* [Excerpted text]
== Segment start ==

No HDMI video output after boot completes

Hi folks,

I’m a new PiSound/RPi 4B/8G owner. I built it and put it in the acrylic case, burned the PatchBox OS and booted it. Using a Micro HDMI to HDMI cable to a 1080p monitor, the Pi boots and shows the usual Linux boot screen. However, once the boot is completed - the screen goes blank and I cannot get a keyboard text console (or graphical console) on either of the HDMI ports.

I can access the Pi via wired Ethernet via SSH and also the web-based GUI for the sound system (but I didn’t test any MIDI or sound in/out).

Please help get the local console working? Thanks!

@DNYC

Welcome to the Blokas community!

I had the same problem recently with a Pi4. Curious, are you using the official HDMI cable? Everything I’ve read suggests that the Pi is picky as to the cable

I am unaware of any “official HDMI cable” so I am certain I am not using it. :slight_smile:

That said, the Pi boots and displays on the HDMI monitor all the usual Linux boot stuff. It’s just that when the PatchBox boot completes, the screen goes blank - and doesn’t respond to any keyboard input either. It doesn’t show any UI on the screen whatsoever. The Ethernet UI (SSH, Web) works fine.

== Segment end ==

* [Tasks]
1. Reproduce the forum thread on the missing HDMI output from "No HDMI video" to "or sound in/out).", swapping "acrylic" for "aluminum".
2. Carry on the forum thread on the missing HDMI output from the point where it stops.
The material that follows comes from a separate source.

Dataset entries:

== Segment start ==

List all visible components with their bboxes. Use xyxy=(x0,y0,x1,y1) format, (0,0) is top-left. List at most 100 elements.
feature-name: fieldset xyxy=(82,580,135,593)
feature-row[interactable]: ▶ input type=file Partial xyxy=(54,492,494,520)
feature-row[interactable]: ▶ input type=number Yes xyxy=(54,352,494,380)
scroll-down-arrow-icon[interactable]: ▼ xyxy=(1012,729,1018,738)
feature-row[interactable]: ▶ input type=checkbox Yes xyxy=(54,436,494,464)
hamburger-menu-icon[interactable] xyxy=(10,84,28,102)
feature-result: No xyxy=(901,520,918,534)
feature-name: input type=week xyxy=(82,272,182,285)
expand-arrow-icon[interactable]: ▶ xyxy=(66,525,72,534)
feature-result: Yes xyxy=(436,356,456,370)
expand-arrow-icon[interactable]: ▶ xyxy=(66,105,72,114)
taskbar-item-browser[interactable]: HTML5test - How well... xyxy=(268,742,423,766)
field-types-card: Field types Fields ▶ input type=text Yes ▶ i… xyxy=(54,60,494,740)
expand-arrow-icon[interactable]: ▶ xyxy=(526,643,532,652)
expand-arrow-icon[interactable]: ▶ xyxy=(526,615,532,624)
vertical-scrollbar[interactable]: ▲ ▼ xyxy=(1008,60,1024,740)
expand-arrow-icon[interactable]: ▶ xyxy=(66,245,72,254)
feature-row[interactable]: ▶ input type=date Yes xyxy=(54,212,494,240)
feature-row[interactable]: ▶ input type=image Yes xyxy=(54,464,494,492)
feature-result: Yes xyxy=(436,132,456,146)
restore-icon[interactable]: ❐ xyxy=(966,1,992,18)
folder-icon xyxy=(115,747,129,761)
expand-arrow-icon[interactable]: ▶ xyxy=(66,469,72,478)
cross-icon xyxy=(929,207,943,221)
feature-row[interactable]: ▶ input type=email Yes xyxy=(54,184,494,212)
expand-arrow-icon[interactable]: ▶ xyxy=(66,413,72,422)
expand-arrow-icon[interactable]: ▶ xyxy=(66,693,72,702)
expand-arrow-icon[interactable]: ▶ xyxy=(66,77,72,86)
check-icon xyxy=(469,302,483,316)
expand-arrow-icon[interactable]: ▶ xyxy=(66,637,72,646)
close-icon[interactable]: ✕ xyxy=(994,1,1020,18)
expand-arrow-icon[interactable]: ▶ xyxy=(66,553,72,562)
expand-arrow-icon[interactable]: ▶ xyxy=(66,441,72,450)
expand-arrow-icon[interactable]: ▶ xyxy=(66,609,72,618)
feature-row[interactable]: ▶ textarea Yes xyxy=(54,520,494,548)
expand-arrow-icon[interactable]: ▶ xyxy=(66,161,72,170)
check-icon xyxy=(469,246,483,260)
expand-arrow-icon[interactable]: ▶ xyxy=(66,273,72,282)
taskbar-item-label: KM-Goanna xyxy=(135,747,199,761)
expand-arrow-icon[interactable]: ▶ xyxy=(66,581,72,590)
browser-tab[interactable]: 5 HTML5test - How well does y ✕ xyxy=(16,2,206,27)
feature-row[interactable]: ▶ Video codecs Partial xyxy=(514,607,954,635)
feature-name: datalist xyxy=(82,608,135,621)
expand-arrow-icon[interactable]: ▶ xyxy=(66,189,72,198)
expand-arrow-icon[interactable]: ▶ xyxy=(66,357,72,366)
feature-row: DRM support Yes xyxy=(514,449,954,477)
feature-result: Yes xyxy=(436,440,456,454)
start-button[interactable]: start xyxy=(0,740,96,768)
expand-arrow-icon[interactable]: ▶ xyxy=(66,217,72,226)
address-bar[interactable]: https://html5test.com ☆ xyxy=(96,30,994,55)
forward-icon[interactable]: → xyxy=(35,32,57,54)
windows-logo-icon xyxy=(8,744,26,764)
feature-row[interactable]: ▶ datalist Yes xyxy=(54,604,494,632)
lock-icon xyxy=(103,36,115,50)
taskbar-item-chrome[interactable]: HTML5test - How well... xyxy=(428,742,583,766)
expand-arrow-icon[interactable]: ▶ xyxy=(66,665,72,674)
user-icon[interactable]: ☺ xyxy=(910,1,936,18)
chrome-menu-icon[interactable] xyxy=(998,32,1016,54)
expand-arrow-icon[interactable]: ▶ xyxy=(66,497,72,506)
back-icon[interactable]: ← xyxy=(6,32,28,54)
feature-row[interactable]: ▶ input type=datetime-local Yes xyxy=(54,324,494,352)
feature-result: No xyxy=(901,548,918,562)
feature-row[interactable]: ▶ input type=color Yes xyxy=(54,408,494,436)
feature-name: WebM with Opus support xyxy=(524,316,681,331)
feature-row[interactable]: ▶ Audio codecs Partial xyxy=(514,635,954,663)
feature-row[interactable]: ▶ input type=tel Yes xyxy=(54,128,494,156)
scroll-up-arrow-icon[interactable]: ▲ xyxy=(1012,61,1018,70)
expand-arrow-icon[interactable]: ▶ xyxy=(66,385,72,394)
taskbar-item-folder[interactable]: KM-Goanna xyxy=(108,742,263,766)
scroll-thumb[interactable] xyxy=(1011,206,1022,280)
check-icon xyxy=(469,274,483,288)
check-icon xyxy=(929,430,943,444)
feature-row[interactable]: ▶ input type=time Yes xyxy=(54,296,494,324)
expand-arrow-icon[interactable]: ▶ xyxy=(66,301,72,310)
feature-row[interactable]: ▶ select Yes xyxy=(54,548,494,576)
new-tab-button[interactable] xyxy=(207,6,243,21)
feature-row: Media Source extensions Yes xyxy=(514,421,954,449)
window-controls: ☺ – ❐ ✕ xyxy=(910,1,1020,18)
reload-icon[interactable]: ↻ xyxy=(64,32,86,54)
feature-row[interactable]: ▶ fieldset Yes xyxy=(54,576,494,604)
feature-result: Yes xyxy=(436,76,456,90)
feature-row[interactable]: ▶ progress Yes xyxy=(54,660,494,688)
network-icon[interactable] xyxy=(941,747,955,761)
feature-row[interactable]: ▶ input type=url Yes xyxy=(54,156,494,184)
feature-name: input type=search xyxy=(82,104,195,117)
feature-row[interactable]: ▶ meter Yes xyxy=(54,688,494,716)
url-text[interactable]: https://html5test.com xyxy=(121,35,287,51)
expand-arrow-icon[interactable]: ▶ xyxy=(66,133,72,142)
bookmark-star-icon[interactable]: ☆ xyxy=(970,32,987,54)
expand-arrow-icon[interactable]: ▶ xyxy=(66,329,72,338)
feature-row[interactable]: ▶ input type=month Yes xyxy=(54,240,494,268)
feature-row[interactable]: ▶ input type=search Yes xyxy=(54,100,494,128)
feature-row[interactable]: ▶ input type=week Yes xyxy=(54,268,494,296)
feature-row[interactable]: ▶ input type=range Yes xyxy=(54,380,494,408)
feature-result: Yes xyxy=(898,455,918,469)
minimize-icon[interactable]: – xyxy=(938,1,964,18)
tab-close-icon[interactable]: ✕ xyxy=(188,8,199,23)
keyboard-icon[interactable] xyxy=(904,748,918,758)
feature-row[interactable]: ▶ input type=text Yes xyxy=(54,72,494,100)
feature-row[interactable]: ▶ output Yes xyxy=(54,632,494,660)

== Segment end ==

* [Results of the exercise]
1.
No HDMI video output after boot completes

Hi folks,

I’m a new PiSound/RPi 4B/8G owner. I built it and put it in the aluminum case, burned the PatchBox OS and booted it. Using a Micro HDMI to HDMI cable to a 1080p monitor, the Pi boots and shows the usual Linux boot screen. However, once the boot is completed - the screen goes blank and I cannot get a keyboard text console (or graphical console) on either of the HDMI ports.

I can access the Pi via wired Ethernet via SSH and also the web-based GUI for the sound system (but I didn’t test any MIDI or sound in/out).

2.
Any further thoughts? Thanks!

Yep, they have an official cable. I’ve used cheaper cables and had issues. Here’s the link:

https://www.raspberrypi.com/products/micro-hdmi-to-standard-hdmi-a-cable/

What I think is happening is when the Pi changes to high definition video something is not compatible with the Pi’s HDMI output and the monitor you have. I’ve run across this multiple times myself and the issue is well documented on the internet. It’s frustrating for sure. There may be some options in the config.txt file that is located in the root of your SD card that you might try changing to see if you can get your display to work:

https://www.raspberrypi.com/documentation/computers/config_txt.html#video-options

Thank you. I will try two things:

  1. A different monitor (e.g., an HDMI 2.1 4k120p OLED instead of my tiny 1080p)
  2. A different cable

Then I will start messing with the config.txt, and order the “official” cable.

1 Like

It took a lot of various attempts to get this working, but …

Turns out that the plastic on the official PiSound case is too thick for the connector for the MicroHDMI cable.

I disassembled the case, took off that side of the plastic case and blam - everything worked with my (micro) HDMI cable.